Stated exercise: In the forum thread on a stalling, dripping carburetor, what kind of seal did Country Boy say the old main jet packing on his Farmall H was?

Source extract:
● ● ● ● ● ● ●

# Stalling now dripping



## glinka (May 22, 2011)

My '53 cub was stalling out when you took the choke off. I sprayed carb cleaner in it, cleared gas cap vent, made sure gas was getting to carb. Then finally cleaned out main jet. It took off fine, ran good. Next day I saw gas dripping from carb. Tooh intake hose off and gas gushed out. Gas dripping from under carb or at back where can't see. What could be the problem?


----------



## Country Boy (Mar 18, 2010)

Your packing could be shot on the main jet, or the float/inlet needle could be bad. My Farmall H drips gas from the main jet needle because the felt packings they include in the modern carb kits don't seal correctly. The old one was a lead seal, and I haven't been able to find another to replace it with.


----------



## HickoryNut (Mar 8, 2011)

Check, or search for dangeroustoys posts. He is fond of putting a shut-off valve in front of the carb until you can find the right seat. Makes sense to me when part availability is an issue.

● ● ● ● ● ● ●

Raw records:
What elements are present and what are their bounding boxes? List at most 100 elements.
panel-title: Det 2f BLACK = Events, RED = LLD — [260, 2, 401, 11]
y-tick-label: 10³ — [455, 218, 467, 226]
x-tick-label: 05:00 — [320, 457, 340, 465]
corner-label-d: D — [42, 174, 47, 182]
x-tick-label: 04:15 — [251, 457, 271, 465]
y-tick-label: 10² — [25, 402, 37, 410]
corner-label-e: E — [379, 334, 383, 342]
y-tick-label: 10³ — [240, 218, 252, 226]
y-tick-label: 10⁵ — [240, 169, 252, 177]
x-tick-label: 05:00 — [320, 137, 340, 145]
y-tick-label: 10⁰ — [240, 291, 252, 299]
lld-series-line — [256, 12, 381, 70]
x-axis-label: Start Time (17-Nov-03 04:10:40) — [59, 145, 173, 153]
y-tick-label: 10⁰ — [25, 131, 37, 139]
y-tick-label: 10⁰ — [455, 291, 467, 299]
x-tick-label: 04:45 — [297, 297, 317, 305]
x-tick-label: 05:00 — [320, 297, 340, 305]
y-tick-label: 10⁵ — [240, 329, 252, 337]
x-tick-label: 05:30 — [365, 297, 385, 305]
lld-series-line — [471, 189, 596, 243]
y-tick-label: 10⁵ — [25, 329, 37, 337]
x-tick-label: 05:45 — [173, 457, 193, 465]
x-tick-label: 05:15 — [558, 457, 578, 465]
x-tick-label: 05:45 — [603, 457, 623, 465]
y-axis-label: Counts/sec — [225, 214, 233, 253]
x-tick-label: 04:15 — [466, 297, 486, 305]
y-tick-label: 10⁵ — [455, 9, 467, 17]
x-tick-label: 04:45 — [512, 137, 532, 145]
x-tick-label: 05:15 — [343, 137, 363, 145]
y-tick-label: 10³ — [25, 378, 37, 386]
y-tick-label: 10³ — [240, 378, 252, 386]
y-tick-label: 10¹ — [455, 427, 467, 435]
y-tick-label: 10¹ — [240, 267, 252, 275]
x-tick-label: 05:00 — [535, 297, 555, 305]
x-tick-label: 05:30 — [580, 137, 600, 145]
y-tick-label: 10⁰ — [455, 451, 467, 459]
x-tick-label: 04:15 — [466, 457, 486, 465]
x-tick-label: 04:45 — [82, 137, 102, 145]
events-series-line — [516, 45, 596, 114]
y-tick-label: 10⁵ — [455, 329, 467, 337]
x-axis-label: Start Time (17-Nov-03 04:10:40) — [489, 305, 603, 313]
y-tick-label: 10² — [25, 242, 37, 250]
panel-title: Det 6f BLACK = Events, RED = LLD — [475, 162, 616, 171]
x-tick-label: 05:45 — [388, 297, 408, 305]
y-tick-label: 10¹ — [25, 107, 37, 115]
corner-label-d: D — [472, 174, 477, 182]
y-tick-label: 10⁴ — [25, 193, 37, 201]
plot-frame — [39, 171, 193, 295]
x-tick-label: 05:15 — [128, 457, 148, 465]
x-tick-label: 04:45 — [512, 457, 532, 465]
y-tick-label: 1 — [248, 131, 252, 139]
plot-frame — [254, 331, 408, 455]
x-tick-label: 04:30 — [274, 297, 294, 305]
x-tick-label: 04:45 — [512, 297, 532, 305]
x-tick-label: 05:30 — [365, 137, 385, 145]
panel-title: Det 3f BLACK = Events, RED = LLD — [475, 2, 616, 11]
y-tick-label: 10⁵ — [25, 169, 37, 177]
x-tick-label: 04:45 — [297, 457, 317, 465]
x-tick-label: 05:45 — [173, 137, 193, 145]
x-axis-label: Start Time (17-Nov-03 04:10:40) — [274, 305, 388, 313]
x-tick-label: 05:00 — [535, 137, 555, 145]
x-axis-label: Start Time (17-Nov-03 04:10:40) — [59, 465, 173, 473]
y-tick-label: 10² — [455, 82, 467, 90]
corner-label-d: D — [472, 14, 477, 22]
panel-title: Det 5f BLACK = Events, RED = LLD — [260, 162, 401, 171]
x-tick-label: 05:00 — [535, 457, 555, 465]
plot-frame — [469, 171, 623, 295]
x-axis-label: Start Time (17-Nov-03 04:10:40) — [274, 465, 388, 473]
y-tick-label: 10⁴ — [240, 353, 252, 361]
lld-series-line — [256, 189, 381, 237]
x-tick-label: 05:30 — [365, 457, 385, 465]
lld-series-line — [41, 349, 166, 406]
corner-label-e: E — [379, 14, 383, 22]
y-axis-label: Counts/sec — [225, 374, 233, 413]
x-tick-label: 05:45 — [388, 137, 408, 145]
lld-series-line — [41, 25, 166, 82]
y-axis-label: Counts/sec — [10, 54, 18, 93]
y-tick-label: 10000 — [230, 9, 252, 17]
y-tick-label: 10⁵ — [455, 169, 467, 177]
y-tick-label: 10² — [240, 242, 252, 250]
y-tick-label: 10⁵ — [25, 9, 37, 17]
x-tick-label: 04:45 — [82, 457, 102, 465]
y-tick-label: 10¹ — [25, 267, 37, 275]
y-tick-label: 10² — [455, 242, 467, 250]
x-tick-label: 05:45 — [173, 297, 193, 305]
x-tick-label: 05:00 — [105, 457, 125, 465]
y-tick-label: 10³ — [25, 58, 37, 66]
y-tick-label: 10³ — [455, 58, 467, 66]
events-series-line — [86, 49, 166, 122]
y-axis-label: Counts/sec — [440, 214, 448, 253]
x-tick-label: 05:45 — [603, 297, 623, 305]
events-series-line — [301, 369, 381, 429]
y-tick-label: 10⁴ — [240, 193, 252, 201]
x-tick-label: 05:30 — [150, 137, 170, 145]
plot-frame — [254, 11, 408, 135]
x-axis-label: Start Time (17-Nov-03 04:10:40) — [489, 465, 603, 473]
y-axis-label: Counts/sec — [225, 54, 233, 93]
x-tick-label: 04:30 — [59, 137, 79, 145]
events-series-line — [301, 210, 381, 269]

● ● ● ● ● ● ●

Complete answer: A lead seal.